What this task involves
Change "annotation" to "label" in the lines running from the start of the rows through the line containing "150, 285, 170]", both ends included. Give back only those lines, with everything else left as is.

(Element-and-box listings)
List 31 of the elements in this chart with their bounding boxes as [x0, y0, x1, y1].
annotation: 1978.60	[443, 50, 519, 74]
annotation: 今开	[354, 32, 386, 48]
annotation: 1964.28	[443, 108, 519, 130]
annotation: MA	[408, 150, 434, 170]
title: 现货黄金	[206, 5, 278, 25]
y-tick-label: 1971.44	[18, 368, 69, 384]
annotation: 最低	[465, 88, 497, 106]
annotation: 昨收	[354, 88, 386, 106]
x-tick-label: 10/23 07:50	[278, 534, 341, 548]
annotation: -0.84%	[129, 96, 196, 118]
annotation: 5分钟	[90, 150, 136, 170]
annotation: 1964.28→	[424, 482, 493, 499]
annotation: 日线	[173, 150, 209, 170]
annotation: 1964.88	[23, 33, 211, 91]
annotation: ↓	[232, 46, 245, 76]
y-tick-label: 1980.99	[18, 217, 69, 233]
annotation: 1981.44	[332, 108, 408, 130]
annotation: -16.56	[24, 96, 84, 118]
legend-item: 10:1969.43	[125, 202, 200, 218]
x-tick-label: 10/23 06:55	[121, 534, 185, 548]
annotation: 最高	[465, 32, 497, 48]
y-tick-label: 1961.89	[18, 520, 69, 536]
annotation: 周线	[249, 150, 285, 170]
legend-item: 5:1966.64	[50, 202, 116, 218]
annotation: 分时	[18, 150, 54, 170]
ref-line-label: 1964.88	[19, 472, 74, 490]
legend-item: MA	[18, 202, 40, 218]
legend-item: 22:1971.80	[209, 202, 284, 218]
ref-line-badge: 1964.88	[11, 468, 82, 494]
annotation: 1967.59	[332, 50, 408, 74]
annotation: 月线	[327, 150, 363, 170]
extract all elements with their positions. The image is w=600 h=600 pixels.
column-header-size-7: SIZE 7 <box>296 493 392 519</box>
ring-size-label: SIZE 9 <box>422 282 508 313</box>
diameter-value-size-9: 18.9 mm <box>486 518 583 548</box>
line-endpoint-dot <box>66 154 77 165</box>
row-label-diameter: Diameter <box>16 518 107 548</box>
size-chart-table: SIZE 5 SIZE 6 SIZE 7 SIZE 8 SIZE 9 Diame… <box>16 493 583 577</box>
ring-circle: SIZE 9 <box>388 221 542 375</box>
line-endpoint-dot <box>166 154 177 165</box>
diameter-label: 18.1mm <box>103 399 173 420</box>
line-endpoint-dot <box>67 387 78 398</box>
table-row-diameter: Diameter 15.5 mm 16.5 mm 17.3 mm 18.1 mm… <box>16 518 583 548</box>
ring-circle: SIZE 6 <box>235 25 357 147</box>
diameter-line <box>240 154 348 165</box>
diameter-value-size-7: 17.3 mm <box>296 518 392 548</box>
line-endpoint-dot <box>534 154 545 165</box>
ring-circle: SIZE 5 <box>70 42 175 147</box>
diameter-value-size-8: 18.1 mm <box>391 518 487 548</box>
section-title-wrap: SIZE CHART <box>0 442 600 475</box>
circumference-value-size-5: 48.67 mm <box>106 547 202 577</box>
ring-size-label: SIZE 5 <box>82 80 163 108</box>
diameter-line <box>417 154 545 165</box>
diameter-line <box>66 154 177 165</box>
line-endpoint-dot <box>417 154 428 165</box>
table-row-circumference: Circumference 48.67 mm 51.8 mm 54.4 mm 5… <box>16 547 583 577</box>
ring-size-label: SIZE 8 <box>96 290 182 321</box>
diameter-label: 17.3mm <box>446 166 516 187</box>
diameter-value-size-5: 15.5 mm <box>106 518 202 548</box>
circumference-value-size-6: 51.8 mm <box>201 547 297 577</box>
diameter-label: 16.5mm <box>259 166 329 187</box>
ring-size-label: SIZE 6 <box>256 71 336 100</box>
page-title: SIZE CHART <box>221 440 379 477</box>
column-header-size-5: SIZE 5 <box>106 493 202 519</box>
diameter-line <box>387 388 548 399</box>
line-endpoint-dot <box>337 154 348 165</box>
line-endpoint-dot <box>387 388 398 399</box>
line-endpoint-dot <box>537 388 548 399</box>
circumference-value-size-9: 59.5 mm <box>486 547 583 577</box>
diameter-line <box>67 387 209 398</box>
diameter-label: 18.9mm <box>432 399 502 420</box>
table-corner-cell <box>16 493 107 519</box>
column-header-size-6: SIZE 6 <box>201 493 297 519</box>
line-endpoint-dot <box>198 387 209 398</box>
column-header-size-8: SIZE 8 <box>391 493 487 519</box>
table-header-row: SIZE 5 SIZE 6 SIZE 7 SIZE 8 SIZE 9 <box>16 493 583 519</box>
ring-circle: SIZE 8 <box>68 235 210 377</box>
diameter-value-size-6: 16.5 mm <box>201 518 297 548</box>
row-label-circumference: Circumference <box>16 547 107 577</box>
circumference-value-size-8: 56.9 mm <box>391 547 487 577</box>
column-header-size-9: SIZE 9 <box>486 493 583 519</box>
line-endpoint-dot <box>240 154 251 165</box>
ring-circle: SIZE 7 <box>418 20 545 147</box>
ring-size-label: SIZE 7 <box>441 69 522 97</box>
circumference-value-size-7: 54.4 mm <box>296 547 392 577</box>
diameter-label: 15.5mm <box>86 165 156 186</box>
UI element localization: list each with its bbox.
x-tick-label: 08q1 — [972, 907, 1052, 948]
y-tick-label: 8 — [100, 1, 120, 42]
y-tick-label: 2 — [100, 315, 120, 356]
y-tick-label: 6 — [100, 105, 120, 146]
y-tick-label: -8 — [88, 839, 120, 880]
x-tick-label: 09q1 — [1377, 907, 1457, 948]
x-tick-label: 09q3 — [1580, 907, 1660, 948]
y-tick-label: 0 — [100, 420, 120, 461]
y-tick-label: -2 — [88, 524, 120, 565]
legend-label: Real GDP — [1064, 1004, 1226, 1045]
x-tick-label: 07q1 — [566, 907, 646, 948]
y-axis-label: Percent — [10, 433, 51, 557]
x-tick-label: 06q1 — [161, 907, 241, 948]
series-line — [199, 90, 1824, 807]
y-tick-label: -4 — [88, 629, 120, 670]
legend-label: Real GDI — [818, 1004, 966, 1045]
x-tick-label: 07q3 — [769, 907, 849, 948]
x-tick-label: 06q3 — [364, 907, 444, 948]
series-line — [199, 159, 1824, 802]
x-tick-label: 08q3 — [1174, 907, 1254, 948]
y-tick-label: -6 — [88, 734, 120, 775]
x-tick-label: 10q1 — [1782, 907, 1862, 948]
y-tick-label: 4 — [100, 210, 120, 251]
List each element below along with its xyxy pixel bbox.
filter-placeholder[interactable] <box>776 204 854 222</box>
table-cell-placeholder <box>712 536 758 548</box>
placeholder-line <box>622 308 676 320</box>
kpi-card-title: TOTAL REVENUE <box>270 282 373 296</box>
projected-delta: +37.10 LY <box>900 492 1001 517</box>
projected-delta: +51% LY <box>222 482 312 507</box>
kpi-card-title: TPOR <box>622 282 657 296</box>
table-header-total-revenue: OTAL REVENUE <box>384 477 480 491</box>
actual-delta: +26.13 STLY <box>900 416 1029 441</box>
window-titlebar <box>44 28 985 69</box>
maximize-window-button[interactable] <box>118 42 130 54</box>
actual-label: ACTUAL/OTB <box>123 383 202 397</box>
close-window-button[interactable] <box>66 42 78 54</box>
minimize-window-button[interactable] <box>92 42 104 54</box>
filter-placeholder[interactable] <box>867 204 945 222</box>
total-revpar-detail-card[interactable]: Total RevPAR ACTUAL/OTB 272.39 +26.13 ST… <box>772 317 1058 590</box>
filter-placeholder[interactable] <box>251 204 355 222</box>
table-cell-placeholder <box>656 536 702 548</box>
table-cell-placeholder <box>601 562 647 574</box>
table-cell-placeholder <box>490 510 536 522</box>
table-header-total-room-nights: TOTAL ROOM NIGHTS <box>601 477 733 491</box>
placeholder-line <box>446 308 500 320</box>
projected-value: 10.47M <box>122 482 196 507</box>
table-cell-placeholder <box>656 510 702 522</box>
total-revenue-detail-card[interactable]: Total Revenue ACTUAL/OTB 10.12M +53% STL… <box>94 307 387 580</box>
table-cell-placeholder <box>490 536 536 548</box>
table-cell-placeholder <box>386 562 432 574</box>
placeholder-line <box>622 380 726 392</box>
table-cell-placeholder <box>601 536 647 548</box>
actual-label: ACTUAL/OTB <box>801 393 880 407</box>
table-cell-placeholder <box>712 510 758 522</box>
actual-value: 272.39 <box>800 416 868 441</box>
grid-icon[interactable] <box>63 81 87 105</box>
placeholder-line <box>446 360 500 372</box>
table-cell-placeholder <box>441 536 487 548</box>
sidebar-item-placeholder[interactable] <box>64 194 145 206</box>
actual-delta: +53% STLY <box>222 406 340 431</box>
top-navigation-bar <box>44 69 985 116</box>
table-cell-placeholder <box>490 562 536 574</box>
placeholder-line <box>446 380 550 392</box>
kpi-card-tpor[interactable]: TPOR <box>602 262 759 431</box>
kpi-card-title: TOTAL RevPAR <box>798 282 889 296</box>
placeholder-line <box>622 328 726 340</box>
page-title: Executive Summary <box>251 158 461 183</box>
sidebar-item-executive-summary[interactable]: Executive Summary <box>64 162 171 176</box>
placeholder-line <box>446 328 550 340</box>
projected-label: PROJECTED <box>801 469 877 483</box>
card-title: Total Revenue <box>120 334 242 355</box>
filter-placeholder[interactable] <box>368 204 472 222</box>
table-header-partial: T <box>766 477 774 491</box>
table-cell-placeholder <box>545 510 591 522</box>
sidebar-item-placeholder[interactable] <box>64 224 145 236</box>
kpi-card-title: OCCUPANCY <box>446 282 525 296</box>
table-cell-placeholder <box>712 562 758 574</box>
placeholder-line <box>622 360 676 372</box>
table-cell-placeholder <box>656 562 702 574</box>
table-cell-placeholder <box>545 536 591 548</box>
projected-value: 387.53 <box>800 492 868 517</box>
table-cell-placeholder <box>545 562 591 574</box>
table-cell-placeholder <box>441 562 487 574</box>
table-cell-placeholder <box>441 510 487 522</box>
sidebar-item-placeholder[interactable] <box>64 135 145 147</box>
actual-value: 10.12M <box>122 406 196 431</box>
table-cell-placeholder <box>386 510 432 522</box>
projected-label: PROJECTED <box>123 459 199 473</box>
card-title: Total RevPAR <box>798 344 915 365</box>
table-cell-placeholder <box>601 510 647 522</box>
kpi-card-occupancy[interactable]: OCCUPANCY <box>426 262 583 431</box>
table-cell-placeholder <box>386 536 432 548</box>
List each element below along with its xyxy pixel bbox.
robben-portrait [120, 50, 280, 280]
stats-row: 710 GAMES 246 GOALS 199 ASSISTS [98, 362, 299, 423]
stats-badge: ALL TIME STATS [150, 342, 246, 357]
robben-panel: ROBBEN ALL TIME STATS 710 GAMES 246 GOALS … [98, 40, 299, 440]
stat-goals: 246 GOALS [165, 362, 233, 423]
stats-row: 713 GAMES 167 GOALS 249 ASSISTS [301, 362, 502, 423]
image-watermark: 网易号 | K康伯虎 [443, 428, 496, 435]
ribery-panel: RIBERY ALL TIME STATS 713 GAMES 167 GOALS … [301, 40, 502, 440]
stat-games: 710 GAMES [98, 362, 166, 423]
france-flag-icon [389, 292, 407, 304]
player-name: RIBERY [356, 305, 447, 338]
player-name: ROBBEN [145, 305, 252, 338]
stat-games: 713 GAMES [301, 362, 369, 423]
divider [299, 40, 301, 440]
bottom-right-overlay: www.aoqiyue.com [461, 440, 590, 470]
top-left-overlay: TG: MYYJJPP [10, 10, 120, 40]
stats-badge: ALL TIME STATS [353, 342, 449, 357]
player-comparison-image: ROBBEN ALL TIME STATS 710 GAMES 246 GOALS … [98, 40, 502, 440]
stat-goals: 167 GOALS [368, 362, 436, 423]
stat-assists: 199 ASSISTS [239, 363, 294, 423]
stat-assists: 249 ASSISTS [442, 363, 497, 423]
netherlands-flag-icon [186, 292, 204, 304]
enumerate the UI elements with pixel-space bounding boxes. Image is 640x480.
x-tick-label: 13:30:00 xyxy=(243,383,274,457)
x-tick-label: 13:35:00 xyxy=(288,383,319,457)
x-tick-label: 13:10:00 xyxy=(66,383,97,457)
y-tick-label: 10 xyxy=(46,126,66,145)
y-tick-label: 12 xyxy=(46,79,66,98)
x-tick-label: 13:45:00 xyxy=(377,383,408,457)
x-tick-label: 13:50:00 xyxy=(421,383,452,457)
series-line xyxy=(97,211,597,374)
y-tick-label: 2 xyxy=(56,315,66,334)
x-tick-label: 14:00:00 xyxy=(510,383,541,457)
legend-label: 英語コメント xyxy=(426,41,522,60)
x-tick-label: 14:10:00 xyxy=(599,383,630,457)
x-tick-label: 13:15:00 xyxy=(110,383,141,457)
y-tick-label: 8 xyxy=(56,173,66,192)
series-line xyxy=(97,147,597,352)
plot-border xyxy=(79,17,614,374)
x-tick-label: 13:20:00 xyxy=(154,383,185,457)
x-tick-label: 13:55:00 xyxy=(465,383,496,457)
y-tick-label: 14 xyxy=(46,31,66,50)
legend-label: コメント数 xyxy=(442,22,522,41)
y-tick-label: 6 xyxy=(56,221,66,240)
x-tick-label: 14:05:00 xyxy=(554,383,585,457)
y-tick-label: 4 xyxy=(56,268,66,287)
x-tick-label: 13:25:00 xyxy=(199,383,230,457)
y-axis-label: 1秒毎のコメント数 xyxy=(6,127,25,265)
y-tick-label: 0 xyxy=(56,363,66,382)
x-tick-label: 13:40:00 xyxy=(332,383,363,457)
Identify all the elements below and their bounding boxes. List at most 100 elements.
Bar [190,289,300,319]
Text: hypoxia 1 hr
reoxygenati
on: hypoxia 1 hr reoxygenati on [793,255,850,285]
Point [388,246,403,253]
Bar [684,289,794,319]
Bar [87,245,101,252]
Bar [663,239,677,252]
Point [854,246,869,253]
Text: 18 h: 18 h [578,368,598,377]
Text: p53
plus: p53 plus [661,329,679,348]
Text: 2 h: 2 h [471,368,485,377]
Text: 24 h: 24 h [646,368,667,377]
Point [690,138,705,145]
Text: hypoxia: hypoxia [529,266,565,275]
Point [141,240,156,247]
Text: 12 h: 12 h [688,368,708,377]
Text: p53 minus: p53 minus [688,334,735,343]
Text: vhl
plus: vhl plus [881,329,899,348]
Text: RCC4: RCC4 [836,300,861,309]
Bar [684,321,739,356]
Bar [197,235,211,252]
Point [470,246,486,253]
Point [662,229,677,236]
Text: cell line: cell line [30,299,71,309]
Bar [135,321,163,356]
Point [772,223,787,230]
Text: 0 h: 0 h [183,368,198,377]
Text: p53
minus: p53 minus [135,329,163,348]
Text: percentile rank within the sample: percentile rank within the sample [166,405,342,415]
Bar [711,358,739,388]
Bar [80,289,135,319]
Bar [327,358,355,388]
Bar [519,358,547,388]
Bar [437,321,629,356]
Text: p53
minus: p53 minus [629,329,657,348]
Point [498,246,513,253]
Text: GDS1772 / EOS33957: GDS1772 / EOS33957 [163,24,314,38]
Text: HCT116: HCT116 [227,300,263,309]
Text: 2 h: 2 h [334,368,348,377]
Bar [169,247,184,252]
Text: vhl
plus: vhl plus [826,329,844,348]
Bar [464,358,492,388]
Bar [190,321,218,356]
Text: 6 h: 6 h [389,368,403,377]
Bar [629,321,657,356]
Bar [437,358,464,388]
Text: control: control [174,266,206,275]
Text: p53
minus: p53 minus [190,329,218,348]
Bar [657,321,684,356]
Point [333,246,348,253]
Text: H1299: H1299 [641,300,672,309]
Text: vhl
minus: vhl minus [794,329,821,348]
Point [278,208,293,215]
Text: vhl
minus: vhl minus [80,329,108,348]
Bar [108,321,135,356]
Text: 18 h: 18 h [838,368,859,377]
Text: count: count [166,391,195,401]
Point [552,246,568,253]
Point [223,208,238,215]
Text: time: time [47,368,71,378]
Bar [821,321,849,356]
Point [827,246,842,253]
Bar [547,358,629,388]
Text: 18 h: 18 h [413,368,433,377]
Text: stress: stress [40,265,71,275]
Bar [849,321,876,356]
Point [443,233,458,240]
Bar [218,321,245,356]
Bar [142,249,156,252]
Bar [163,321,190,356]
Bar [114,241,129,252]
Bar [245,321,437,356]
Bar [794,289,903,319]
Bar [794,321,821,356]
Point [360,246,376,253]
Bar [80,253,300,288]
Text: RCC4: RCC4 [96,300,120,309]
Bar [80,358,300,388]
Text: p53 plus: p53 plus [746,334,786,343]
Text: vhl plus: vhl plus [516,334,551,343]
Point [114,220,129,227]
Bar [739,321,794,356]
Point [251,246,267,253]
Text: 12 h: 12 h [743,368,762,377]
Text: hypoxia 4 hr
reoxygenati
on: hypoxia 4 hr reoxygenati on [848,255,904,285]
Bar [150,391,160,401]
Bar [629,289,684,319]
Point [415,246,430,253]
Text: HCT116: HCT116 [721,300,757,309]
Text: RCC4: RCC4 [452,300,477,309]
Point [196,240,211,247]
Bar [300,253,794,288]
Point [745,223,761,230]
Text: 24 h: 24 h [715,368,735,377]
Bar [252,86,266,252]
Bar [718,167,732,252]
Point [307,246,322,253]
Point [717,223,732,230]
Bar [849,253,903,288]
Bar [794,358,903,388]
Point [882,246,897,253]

Full solution
List 31 of the elements in this chart with their bounding boxes as [x0, y0, x1, y1].
label: 1978.60	[443, 50, 519, 74]
label: 今开	[354, 32, 386, 48]
label: 1964.28	[443, 108, 519, 130]
label: MA	[408, 150, 434, 170]
title: 现货黄金	[206, 5, 278, 25]
y-tick-label: 1971.44	[18, 368, 69, 384]
label: 最低	[465, 88, 497, 106]
label: 昨收	[354, 88, 386, 106]
x-tick-label: 10/23 07:50	[278, 534, 341, 548]
label: -0.84%	[129, 96, 196, 118]
label: 5分钟	[90, 150, 136, 170]
label: 1964.28→	[424, 482, 493, 499]
label: 日线	[173, 150, 209, 170]
label: 1964.88	[23, 33, 211, 91]
label: ↓	[232, 46, 245, 76]
y-tick-label: 1980.99	[18, 217, 69, 233]
label: 1981.44	[332, 108, 408, 130]
label: -16.56	[24, 96, 84, 118]
legend-item: 10:1969.43	[125, 202, 200, 218]
x-tick-label: 10/23 06:55	[121, 534, 185, 548]
label: 最高	[465, 32, 497, 48]
y-tick-label: 1961.89	[18, 520, 69, 536]
label: 周线	[249, 150, 285, 170]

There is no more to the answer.